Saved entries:
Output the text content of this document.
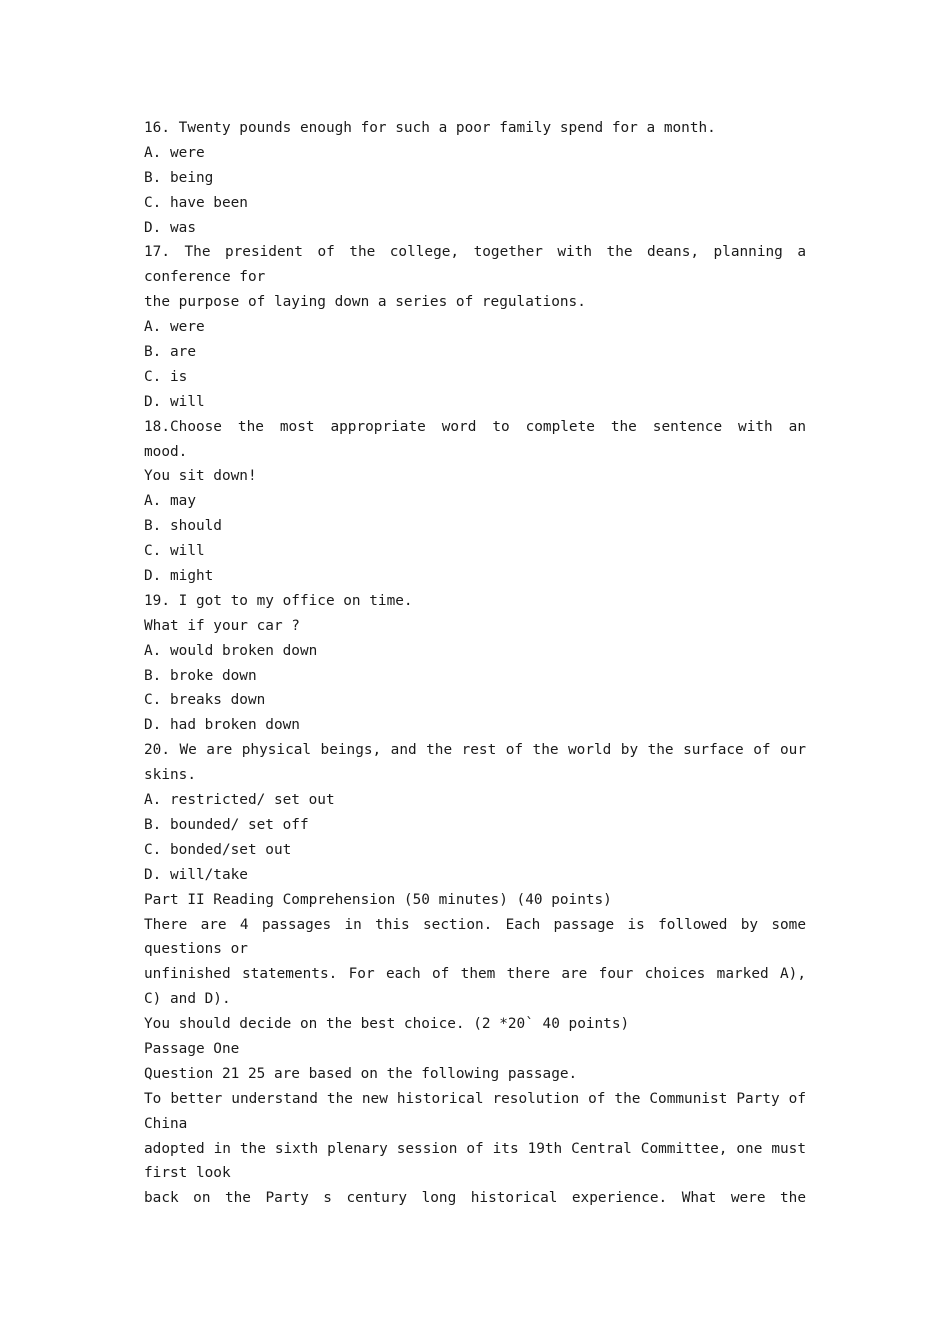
16. Twenty pounds enough for such a poor family spend for a month.
A. were
B. being
C. have been
D. was
17. The president of the college, together with the deans, planning a
conference for
the purpose of laying down a series of regulations.
A. were
B. are
C. is
D. will
18.Choose the most appropriate word to complete the sentence with an
mood.
You sit down!
A. may
B. should
C. will
D. might
19. I got to my office on time.
What if your car ?
A. would broken down
B. broke down
C. breaks down
D. had broken down
20. We are physical beings, and the rest of the world by the surface of our
skins.
A. restricted/ set out
B. bounded/ set off
C. bonded/set out
D. will/take
Part II Reading Comprehension (50 minutes) (40 points)
There are 4 passages in this section. Each passage is followed by some
questions or
unfinished statements. For each of them there are four choices marked A),
C) and D).
You should decide on the best choice. (2 *20` 40 points)
Passage One
Question 21 25 are based on the following passage.
To better understand the new historical resolution of the Communist Party of
China
adopted in the sixth plenary session of its 19th Central Committee, one must
first look
back on the Party s century long historical experience. What were the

- **TO BE DONE**
Pictures are excluded; output everything else in the data verbatim.

- **EXERCISE SOLUTION**
Output the text content of this document.
16. Twenty pounds enough for such a poor family spend for a month.
A. were
B. being
C. have been
D. was
17. The president of the college, together with the deans, planning a
conference for
the purpose of laying down a series of regulations.
A. were
B. are
C. is
D. will
18.Choose the most appropriate word to complete the sentence with an
mood.
You sit down!
A. may
B. should
C. will
D. might
19. I got to my office on time.
What if your car ?
A. would broken down
B. broke down
C. breaks down
D. had broken down
20. We are physical beings, and the rest of the world by the surface of our
skins.
A. restricted/ set out
B. bounded/ set off
C. bonded/set out
D. will/take
Part II Reading Comprehension (50 minutes) (40 points)
There are 4 passages in this section. Each passage is followed by some
questions or
unfinished statements. For each of them there are four choices marked A),
C) and D).
You should decide on the best choice. (2 *20` 40 points)
Passage One
Question 21 25 are based on the following passage.
To better understand the new historical resolution of the Communist Party of
China
adopted in the sixth plenary session of its 19th Central Committee, one must
first look
back on the Party s century long historical experience. What were the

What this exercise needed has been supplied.